> PROVIDED MATERIAL

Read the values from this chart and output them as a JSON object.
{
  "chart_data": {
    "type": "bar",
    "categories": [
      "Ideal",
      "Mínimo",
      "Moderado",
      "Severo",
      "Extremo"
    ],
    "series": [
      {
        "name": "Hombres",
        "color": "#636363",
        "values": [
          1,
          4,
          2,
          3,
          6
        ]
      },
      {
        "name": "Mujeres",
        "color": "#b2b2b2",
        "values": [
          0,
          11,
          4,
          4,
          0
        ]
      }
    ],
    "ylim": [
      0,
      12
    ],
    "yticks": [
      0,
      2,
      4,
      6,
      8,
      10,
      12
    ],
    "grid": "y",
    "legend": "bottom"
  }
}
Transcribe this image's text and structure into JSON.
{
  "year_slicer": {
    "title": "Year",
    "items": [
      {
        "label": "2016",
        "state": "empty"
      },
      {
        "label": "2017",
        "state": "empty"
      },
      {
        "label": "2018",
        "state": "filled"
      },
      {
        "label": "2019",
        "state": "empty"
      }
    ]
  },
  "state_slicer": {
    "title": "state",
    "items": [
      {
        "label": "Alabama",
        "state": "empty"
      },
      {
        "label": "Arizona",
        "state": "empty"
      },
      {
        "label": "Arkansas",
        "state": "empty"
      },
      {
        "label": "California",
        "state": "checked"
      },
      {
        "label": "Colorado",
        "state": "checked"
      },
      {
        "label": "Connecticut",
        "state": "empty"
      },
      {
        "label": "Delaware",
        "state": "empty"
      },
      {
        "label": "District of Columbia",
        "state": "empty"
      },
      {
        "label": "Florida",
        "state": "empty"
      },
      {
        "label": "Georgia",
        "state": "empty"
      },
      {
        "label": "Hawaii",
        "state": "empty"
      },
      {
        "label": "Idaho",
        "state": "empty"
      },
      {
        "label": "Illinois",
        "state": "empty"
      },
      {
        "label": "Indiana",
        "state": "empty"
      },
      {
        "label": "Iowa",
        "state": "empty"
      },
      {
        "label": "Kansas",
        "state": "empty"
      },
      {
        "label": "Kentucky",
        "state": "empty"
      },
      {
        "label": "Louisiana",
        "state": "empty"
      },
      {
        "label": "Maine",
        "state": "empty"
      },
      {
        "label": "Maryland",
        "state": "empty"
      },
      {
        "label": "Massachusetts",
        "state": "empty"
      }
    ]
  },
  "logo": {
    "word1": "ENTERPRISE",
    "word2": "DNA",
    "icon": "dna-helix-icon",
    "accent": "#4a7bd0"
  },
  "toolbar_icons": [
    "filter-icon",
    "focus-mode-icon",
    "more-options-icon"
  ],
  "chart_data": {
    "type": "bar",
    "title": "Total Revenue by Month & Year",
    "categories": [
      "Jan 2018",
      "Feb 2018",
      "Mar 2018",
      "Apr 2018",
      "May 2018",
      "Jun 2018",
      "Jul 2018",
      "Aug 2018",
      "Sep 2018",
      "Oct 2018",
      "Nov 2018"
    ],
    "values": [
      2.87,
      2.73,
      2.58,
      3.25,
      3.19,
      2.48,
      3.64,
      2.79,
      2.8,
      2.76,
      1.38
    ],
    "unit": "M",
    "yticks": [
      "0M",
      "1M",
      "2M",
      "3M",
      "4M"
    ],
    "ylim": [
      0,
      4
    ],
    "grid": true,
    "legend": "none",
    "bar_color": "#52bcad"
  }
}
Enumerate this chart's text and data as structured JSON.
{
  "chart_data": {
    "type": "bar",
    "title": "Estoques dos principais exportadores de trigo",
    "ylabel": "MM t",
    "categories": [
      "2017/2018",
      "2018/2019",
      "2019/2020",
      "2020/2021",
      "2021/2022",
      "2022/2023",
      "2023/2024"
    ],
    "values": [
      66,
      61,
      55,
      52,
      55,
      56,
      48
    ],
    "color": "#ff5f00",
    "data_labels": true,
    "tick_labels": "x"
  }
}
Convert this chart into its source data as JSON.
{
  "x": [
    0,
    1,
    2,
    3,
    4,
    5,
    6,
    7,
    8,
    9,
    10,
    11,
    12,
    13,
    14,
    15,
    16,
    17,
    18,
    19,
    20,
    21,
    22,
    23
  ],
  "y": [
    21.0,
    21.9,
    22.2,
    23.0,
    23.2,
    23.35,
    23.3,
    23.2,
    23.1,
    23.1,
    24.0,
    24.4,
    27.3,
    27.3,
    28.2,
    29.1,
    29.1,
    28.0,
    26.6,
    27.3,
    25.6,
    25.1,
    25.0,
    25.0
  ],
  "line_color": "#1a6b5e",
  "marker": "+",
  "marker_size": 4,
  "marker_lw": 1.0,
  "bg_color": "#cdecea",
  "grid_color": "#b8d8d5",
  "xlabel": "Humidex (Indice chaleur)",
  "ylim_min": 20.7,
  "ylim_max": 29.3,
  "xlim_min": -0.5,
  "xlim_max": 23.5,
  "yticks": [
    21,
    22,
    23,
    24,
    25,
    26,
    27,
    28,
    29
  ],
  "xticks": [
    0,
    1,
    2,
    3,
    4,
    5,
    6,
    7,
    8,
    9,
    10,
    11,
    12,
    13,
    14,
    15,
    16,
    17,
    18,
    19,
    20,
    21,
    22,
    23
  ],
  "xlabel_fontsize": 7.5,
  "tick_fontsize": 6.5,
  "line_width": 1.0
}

> SET PROBLEM
Return all of the entries exactly as written.

> ANSWER TO THE TASK
Read the values from this chart and output them as a JSON object.
{
  "chart_data": {
    "type": "bar",
    "categories": [
      "Ideal",
      "Mínimo",
      "Moderado",
      "Severo",
      "Extremo"
    ],
    "series": [
      {
        "name": "Hombres",
        "color": "#636363",
        "values": [
          1,
          4,
          2,
          3,
          6
        ]
      },
      {
        "name": "Mujeres",
        "color": "#b2b2b2",
        "values": [
          0,
          11,
          4,
          4,
          0
        ]
      }
    ],
    "ylim": [
      0,
      12
    ],
    "yticks": [
      0,
      2,
      4,
      6,
      8,
      10,
      12
    ],
    "grid": "y",
    "legend": "bottom"
  }
}
Transcribe this image's text and structure into JSON.
{
  "year_slicer": {
    "title": "Year",
    "items": [
      {
        "label": "2016",
        "state": "empty"
      },
      {
        "label": "2017",
        "state": "empty"
      },
      {
        "label": "2018",
        "state": "filled"
      },
      {
        "label": "2019",
        "state": "empty"
      }
    ]
  },
  "state_slicer": {
    "title": "state",
    "items": [
      {
        "label": "Alabama",
        "state": "empty"
      },
      {
        "label": "Arizona",
        "state": "empty"
      },
      {
        "label": "Arkansas",
        "state": "empty"
      },
      {
        "label": "California",
        "state": "checked"
      },
      {
        "label": "Colorado",
        "state": "checked"
      },
      {
        "label": "Connecticut",
        "state": "empty"
      },
      {
        "label": "Delaware",
        "state": "empty"
      },
      {
        "label": "District of Columbia",
        "state": "empty"
      },
      {
        "label": "Florida",
        "state": "empty"
      },
      {
        "label": "Georgia",
        "state": "empty"
      },
      {
        "label": "Hawaii",
        "state": "empty"
      },
      {
        "label": "Idaho",
        "state": "empty"
      },
      {
        "label": "Illinois",
        "state": "empty"
      },
      {
        "label": "Indiana",
        "state": "empty"
      },
      {
        "label": "Iowa",
        "state": "empty"
      },
      {
        "label": "Kansas",
        "state": "empty"
      },
      {
        "label": "Kentucky",
        "state": "empty"
      },
      {
        "label": "Louisiana",
        "state": "empty"
      },
      {
        "label": "Maine",
        "state": "empty"
      },
      {
        "label": "Maryland",
        "state": "empty"
      },
      {
        "label": "Massachusetts",
        "state": "empty"
      }
    ]
  },
  "logo": {
    "word1": "ENTERPRISE",
    "word2": "DNA",
    "icon": "dna-helix-icon",
    "accent": "#4a7bd0"
  },
  "toolbar_icons": [
    "filter-icon",
    "focus-mode-icon",
    "more-options-icon"
  ],
  "chart_data": {
    "type": "bar",
    "title": "Total Revenue by Month & Year",
    "categories": [
      "Jan 2018",
      "Feb 2018",
      "Mar 2018",
      "Apr 2018",
      "May 2018",
      "Jun 2018",
      "Jul 2018",
      "Aug 2018",
      "Sep 2018",
      "Oct 2018",
      "Nov 2018"
    ],
    "values": [
      2.87,
      2.73,
      2.58,
      3.25,
      3.19,
      2.48,
      3.64,
      2.79,
      2.8,
      2.76,
      1.38
    ],
    "unit": "M",
    "yticks": [
      "0M",
      "1M",
      "2M",
      "3M",
      "4M"
    ],
    "ylim": [
      0,
      4
    ],
    "grid": true,
    "legend": "none",
    "bar_color": "#52bcad"
  }
}
Enumerate this chart's text and data as structured JSON.
{
  "chart_data": {
    "type": "bar",
    "title": "Estoques dos principais exportadores de trigo",
    "ylabel": "MM t",
    "categories": [
      "2017/2018",
      "2018/2019",
      "2019/2020",
      "2020/2021",
      "2021/2022",
      "2022/2023",
      "2023/2024"
    ],
    "values": [
      66,
      61,
      55,
      52,
      55,
      56,
      48
    ],
    "color": "#ff5f00",
    "data_labels": true,
    "tick_labels": "x"
  }
}
Convert this chart into its source data as JSON.
{
  "x": [
    0,
    1,
    2,
    3,
    4,
    5,
    6,
    7,
    8,
    9,
    10,
    11,
    12,
    13,
    14,
    15,
    16,
    17,
    18,
    19,
    20,
    21,
    22,
    23
  ],
  "y": [
    21.0,
    21.9,
    22.2,
    23.0,
    23.2,
    23.35,
    23.3,
    23.2,
    23.1,
    23.1,
    24.0,
    24.4,
    27.3,
    27.3,
    28.2,
    29.1,
    29.1,
    28.0,
    26.6,
    27.3,
    25.6,
    25.1,
    25.0,
    25.0
  ],
  "line_color": "#1a6b5e",
  "marker": "+",
  "marker_size": 4,
  "marker_lw": 1.0,
  "bg_color": "#cdecea",
  "grid_color": "#b8d8d5",
  "xlabel": "Humidex (Indice chaleur)",
  "ylim_min": 20.7,
  "ylim_max": 29.3,
  "xlim_min": -0.5,
  "xlim_max": 23.5,
  "yticks": [
    21,
    22,
    23,
    24,
    25,
    26,
    27,
    28,
    29
  ],
  "xticks": [
    0,
    1,
    2,
    3,
    4,
    5,
    6,
    7,
    8,
    9,
    10,
    11,
    12,
    13,
    14,
    15,
    16,
    17,
    18,
    19,
    20,
    21,
    22,
    23
  ],
  "xlabel_fontsize": 7.5,
  "tick_fontsize": 6.5,
  "line_width": 1.0
}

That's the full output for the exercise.